Exercise >> Examine the entries below, count the lines holding the string "text", and respond with the number only.
--- START Records shown ---
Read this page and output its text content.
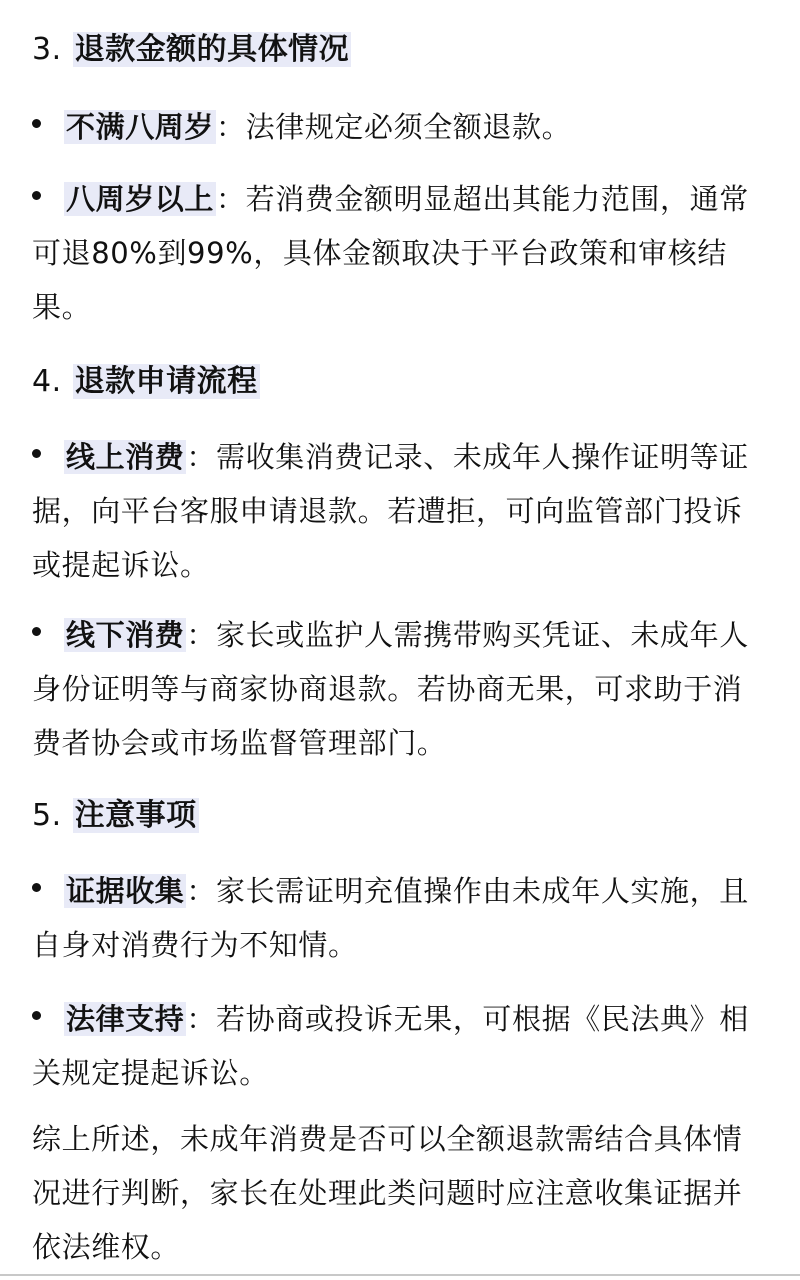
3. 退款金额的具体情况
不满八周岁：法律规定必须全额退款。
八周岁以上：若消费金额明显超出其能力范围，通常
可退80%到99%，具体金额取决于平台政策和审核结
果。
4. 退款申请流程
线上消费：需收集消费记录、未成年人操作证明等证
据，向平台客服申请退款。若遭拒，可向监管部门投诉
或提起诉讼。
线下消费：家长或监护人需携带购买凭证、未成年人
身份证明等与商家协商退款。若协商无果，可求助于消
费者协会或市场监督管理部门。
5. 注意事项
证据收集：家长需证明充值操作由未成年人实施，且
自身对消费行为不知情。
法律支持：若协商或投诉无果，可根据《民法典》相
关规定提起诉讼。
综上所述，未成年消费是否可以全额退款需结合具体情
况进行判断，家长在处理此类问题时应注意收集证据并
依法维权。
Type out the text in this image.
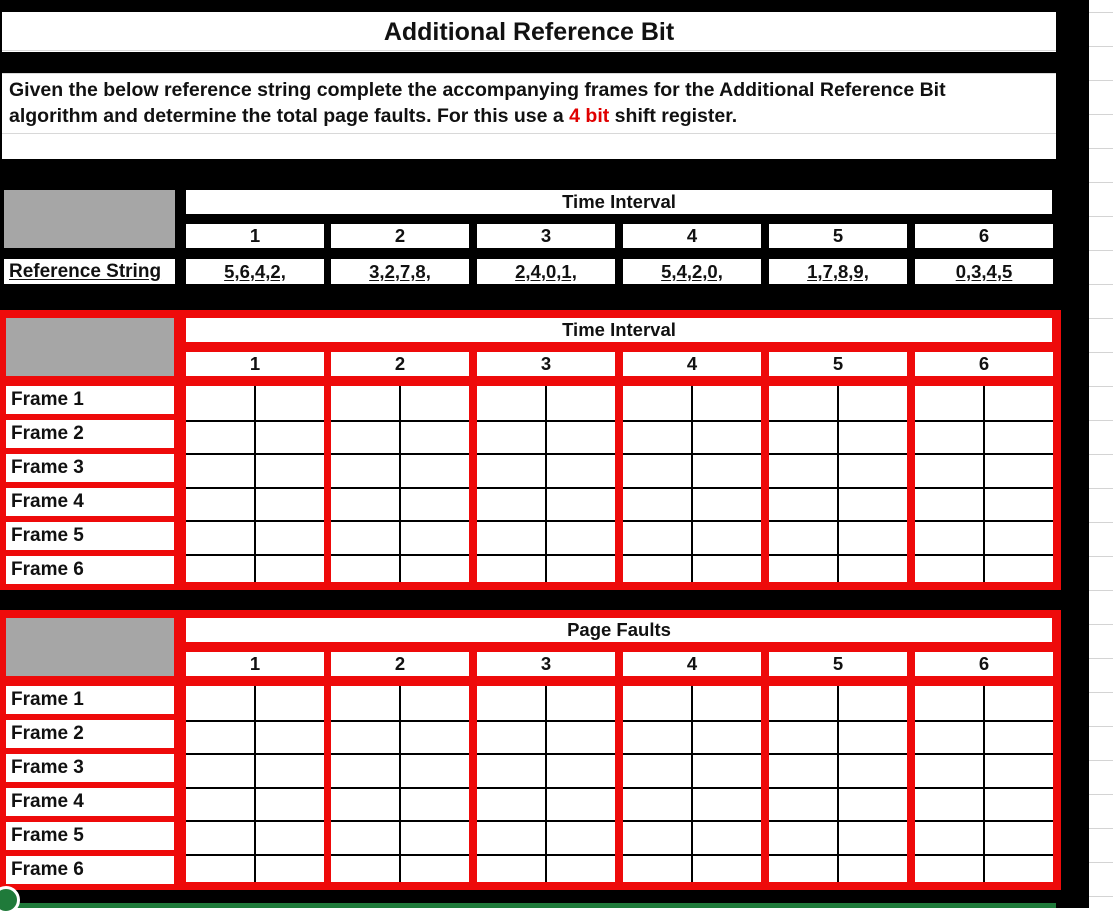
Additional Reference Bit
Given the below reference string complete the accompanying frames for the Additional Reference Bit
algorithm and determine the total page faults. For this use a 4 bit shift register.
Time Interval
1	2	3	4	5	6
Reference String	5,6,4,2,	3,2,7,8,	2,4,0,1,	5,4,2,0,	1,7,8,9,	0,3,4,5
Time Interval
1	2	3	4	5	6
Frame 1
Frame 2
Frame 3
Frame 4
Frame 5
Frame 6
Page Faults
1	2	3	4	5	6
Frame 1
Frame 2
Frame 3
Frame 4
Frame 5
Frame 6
--- END Records shown ---
Solved problem >> 2